— Start of PROVIDED RECORDS —

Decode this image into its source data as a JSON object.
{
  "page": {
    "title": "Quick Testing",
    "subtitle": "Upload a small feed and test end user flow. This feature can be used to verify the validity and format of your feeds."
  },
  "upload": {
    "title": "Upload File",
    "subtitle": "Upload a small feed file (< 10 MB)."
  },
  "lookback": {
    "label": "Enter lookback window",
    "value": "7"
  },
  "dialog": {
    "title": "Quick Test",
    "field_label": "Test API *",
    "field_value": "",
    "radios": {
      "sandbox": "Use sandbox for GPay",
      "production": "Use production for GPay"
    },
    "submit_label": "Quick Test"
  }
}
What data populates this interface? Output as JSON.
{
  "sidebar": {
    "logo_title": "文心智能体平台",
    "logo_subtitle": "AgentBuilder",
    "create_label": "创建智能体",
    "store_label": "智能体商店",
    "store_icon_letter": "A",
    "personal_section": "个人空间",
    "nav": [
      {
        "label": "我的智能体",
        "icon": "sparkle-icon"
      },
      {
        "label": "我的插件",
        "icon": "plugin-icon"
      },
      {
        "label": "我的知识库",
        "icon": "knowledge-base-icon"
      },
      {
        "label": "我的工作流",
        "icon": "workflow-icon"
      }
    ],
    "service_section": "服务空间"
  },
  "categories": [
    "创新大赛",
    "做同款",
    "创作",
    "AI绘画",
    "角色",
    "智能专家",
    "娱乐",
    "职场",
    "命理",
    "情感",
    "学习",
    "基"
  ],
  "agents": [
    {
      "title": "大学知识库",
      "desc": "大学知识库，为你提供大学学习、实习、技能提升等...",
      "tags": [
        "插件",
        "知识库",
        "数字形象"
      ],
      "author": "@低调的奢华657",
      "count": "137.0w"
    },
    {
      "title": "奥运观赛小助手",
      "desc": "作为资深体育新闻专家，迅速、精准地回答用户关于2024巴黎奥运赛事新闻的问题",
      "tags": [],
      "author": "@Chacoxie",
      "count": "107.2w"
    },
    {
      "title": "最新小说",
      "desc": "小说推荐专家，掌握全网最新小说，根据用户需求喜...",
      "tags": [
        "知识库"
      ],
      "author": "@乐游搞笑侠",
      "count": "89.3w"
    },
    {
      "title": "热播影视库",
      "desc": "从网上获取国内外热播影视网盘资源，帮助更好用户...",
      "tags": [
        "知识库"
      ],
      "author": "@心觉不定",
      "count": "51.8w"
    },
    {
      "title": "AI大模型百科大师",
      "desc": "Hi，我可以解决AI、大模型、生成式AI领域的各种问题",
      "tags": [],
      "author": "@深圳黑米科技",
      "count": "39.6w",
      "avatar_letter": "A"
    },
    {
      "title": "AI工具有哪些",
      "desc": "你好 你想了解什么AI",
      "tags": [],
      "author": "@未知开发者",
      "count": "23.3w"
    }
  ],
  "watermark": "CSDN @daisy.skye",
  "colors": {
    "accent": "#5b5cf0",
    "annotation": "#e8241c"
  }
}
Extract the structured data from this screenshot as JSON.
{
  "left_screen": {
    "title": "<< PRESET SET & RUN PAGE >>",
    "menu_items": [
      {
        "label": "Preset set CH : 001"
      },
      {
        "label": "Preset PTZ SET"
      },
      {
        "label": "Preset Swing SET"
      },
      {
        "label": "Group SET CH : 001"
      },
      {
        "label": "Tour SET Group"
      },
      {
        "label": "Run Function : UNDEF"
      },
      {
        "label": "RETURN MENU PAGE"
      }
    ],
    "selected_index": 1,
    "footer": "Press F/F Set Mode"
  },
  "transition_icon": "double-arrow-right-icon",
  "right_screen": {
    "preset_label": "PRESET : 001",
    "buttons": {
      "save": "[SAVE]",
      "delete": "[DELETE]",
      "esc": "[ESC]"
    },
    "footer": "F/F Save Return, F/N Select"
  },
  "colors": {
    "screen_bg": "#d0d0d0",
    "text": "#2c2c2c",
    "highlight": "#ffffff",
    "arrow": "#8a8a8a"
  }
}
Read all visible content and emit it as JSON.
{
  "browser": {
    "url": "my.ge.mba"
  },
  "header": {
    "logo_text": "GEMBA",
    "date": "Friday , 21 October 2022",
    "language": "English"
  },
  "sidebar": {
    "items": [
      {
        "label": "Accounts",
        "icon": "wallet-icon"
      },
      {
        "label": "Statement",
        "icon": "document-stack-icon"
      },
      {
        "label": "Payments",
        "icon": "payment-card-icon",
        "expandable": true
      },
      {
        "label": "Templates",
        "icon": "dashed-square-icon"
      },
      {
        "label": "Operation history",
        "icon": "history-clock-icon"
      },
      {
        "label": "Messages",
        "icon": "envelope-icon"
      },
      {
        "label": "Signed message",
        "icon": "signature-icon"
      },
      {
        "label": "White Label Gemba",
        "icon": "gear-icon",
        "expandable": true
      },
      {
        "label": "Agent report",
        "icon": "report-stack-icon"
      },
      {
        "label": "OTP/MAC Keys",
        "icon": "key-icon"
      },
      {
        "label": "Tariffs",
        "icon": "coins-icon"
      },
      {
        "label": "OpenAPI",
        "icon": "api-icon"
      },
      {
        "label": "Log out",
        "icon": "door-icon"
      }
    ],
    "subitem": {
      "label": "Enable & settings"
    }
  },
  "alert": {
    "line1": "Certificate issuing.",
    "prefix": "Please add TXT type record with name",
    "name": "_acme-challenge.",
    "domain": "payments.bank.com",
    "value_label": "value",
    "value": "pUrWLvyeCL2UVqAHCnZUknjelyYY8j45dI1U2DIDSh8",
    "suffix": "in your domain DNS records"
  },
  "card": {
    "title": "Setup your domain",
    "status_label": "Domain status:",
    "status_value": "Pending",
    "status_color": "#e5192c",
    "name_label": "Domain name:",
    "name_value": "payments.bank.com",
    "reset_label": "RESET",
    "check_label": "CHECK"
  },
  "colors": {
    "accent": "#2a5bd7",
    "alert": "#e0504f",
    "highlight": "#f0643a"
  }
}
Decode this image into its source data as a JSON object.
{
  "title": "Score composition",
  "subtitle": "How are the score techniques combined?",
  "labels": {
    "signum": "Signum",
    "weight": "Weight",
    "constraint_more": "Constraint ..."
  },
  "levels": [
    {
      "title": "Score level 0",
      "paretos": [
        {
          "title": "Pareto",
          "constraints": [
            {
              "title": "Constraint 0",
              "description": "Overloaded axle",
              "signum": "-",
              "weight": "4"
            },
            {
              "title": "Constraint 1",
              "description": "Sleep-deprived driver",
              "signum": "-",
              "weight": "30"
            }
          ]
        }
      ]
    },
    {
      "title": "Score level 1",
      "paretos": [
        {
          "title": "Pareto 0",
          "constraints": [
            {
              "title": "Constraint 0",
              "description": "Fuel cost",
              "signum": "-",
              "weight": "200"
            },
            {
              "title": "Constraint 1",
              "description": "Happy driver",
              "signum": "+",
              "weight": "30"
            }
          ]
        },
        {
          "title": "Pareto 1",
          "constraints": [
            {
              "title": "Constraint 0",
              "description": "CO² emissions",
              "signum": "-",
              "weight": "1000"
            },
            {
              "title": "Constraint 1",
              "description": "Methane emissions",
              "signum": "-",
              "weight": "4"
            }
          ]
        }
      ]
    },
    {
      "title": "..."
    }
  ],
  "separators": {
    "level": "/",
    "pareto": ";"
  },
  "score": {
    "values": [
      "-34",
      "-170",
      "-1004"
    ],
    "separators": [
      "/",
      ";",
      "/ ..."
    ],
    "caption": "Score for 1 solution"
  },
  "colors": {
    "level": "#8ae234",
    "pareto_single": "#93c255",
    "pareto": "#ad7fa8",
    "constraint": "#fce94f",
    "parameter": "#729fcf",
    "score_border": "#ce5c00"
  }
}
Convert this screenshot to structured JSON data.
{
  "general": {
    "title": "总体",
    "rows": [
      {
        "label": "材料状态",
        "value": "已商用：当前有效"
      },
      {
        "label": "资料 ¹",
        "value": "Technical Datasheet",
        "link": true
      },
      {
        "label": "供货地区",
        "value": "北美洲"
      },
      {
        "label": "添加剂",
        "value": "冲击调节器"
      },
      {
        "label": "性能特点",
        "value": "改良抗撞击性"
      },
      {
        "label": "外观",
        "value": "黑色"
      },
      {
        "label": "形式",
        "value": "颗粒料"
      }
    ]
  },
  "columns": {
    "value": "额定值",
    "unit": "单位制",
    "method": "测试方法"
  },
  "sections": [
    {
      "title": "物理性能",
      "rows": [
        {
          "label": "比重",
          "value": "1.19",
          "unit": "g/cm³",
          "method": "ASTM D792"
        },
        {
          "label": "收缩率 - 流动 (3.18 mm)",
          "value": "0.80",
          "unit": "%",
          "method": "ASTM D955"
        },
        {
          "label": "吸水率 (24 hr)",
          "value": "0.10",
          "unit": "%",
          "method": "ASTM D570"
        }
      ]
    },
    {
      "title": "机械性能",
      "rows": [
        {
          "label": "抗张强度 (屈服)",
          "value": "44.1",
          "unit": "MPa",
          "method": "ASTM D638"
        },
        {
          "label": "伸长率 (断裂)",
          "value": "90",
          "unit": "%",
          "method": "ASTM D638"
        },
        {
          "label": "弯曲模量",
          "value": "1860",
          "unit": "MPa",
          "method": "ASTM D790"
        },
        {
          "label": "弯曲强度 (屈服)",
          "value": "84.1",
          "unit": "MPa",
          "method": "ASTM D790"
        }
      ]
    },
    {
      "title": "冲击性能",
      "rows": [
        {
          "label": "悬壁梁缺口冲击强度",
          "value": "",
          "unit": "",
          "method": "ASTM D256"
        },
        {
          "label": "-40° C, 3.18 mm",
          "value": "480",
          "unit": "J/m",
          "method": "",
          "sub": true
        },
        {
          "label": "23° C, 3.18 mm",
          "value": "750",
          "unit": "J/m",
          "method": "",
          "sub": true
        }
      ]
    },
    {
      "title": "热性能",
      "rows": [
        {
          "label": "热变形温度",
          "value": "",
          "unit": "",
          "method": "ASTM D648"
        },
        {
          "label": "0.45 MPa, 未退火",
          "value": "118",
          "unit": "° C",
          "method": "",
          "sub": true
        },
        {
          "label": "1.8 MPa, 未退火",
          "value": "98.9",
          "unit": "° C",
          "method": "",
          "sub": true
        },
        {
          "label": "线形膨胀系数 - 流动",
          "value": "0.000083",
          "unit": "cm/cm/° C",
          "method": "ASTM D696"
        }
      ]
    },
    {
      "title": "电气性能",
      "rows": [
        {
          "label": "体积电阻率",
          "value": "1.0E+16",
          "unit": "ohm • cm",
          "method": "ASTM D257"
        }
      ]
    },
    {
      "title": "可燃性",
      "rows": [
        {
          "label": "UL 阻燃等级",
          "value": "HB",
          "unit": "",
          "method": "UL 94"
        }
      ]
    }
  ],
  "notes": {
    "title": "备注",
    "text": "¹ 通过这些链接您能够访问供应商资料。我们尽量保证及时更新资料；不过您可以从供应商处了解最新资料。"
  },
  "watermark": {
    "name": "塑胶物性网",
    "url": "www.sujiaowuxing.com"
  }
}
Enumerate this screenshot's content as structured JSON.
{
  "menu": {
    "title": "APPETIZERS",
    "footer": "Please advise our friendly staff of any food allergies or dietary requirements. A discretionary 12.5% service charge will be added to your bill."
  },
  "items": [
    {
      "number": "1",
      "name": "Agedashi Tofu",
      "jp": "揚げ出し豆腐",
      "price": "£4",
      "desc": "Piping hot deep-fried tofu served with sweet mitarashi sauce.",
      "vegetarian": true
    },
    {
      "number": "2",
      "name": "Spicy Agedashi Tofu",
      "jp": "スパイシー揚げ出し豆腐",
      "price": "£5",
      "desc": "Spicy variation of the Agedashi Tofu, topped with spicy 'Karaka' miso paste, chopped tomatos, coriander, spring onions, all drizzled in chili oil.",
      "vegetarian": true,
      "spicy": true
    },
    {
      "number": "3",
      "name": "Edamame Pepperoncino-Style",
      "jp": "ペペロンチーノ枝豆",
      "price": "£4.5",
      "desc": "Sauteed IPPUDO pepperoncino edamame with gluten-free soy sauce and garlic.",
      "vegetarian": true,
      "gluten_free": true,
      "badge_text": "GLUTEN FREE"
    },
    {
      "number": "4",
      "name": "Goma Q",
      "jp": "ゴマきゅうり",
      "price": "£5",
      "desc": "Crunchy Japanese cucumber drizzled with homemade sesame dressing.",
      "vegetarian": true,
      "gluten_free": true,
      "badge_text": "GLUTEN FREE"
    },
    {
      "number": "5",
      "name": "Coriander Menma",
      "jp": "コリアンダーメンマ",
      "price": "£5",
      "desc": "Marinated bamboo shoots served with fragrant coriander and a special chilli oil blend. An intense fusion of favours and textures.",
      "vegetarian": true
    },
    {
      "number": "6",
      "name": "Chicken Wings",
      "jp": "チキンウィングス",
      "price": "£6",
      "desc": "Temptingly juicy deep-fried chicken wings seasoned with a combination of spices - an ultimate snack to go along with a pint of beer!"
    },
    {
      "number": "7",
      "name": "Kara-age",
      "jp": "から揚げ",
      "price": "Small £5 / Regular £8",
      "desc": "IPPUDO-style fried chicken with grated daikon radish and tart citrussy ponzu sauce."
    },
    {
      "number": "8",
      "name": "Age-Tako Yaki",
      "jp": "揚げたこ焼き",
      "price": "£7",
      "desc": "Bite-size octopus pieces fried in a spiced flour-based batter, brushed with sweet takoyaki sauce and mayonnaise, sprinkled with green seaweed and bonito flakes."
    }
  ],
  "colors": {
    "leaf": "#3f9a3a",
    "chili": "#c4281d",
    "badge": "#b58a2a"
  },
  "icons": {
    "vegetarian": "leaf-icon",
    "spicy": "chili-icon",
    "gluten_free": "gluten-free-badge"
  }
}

— End of PROVIDED RECORDS —

• [EXERCISE OBJECTIVE] Pick each line holding the word "大学知识库" out of the listing.

• [CORRECT RESULT]
      "title": "大学知识库",
      "desc": "大学知识库，为你提供大学学习、实习、技能提升等...",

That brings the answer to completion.